▸ Consignes:
A) Répondez aux questions suivantes à partir de l'extrait sur le concile de Latran.
(i) Quel jour se tint la troisième assemblée générale ?
(ii) Par quels deux mots commence le sermon attribué à Innocent III ?
(iii) Que trouve-t-on dans ce sermon au lieu d'une allusion à la circonstance présente ?
B) Relevez toutes les personnes que l'extrait sur le concile de Latran désigne par leur nom propre, sans compter le nom de la fête du 30 novembre.
C) Poursuivez l'extrait sur le concile de Latran à partir de sa dernière phrase.

▸ Extrait du texte:
La troisième assemblée générale se tint le jour de la Saint-André, le 30 novembre 1215, er jour solennel et mémorable à jamais, n dit le chroniqueur Richard de San-Germano. Et il ajoute : Le pape sort de sa chambre, comme un époux (l'époux de l'Église romaine) ; il, monte à sa chaire, il s'assied : au-dessous de lui se tiennent les centurions et les tribuns, expressions classiques par lesquelles le notaire de Frédéric II, qui a fait ses humanités, désigne sans doute les gardes pontificaux ; car Innocent III avait sa maison militaire, tout comme son successeur d'aujourd'hui. On a dit que c'est dans cette troisième et dernière séance solennelle qu'Innocent aurait prononcé le sermon commençant par les deux mots Si dormiatis. Il est certain que, dans les recueils des sermons d'Innocent III, celui-ci est inscrit comme ayant été adressé aux pères du concile de Latran. Mais l'on peut se demander si cette attribution n'est pas le résultat d'une erreur. D'une part, il n'y a pas, dans ce sermon, un seul mot qui fasse allusion à la circonstance présente, à l'objectif du concile, à l'auditoire exceptionnel. Rien que des lieux communs de prédicateur, au milieu d'innombrables citations de l'Écriture ; aucune indication caractéristique du moment et du lieu. D'autre part, Richard de San-Germano ne dit rien de ce second sermon. Il se contente de résumer la triple déclaration qu'Innocent III aurait faite.

▸ Données enregistrées:
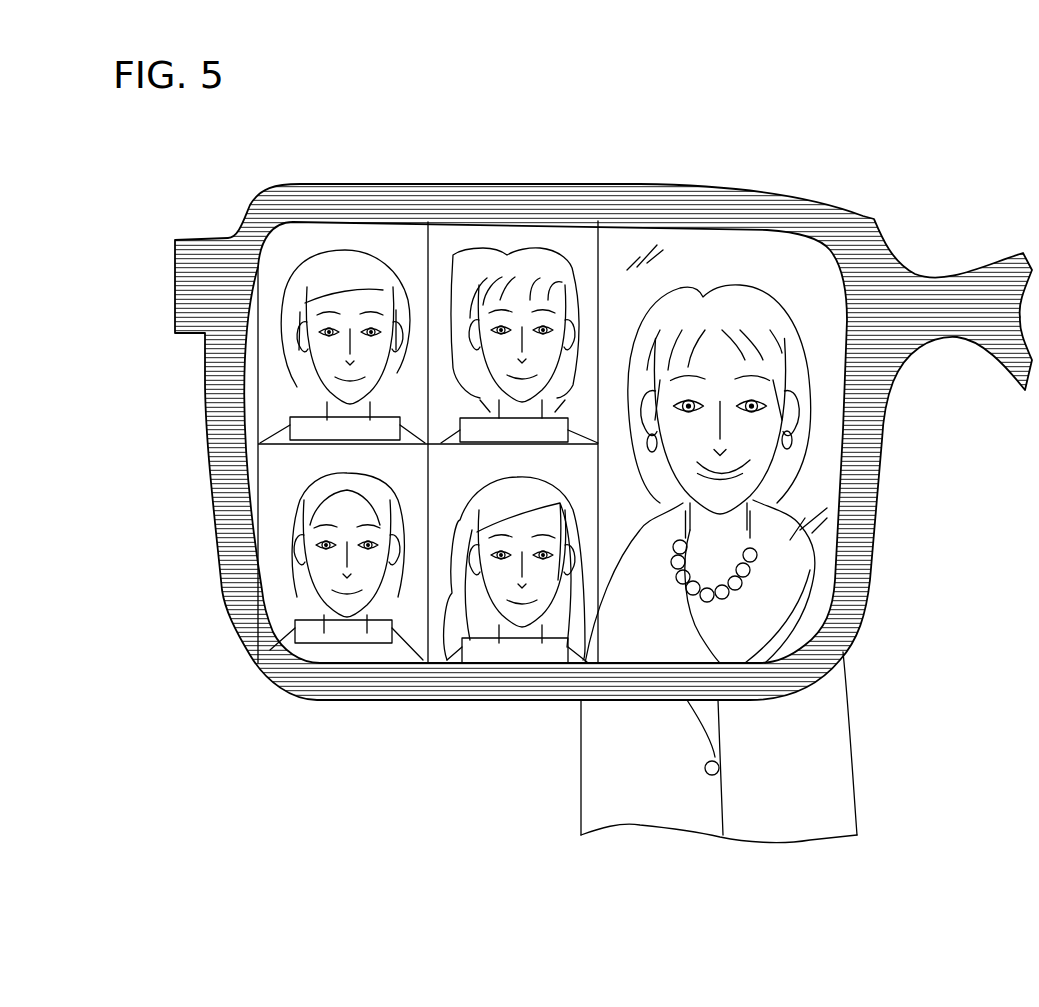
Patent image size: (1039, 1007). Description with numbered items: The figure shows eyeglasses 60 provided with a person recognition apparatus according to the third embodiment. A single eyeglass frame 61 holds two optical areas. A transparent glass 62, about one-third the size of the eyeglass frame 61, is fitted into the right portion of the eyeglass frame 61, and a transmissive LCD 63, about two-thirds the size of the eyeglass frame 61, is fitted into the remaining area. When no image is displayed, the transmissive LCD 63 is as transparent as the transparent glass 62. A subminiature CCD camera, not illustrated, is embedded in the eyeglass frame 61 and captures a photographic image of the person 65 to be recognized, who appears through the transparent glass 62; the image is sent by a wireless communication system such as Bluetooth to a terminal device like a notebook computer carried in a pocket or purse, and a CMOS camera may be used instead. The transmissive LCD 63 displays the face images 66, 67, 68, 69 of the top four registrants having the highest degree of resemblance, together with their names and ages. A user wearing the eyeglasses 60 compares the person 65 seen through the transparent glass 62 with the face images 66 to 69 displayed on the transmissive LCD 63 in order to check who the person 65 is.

▸ Réponses:
A)
(i) Le jour de la Saint-André, le 30 novembre 1215.
(ii) Si dormiatis.
(iii) Des lieux communs de prédicateur, au milieu d'innombrables citations de l'Écriture.

B) Richard de San-Germano, Frédéric II, Innocent III

C)
La première fut relative à l'affaire des Albigeois. Le pape parla du comte de Toulouse, Raimon VI, et donna lecture du décret qui le déshéritait en partie au profit de Simon de Montfort. En second lieu, il condamna solennellement le célèbre traité du moine Joachim de Floris sur l'essence de la Trinité et la doctrine du théologien Pierre Lombard. Enfin, il proclama la légitimité de l'élection de Frédéric II par les princes allemands et approuva son avènement à l'empire. Cela fait, on donna lecture des soixante-dix ou soixante et onze canons promulgués par le concile et qui avaient été évidemment discutés et établis dans un grand nombre de séances de commissions. Le saint synode les promulgua, dit le chroniqueur, et ainsi se termina cette dernière séance. Le pape avait fait son œuvre en trois jours, en l'honneur de la sainte Trinité.

Évidemment, ce notaire italien, qui avait l'habitude de la précision, nous a donné la vraie physionomie du concile, au moins celle des séances générales : la figure d'Innocent III apparaît dans son récit comme celle d'un souverain absolu qui apporte devant ses sujets des décisions prises et des solutions arrêtées. Il semble que les évêques n'aient qu'il approuver et que l'opposition, très restreinte, n'obtienne de la liberté de la parole que ce que le pape veut bien lui laisser.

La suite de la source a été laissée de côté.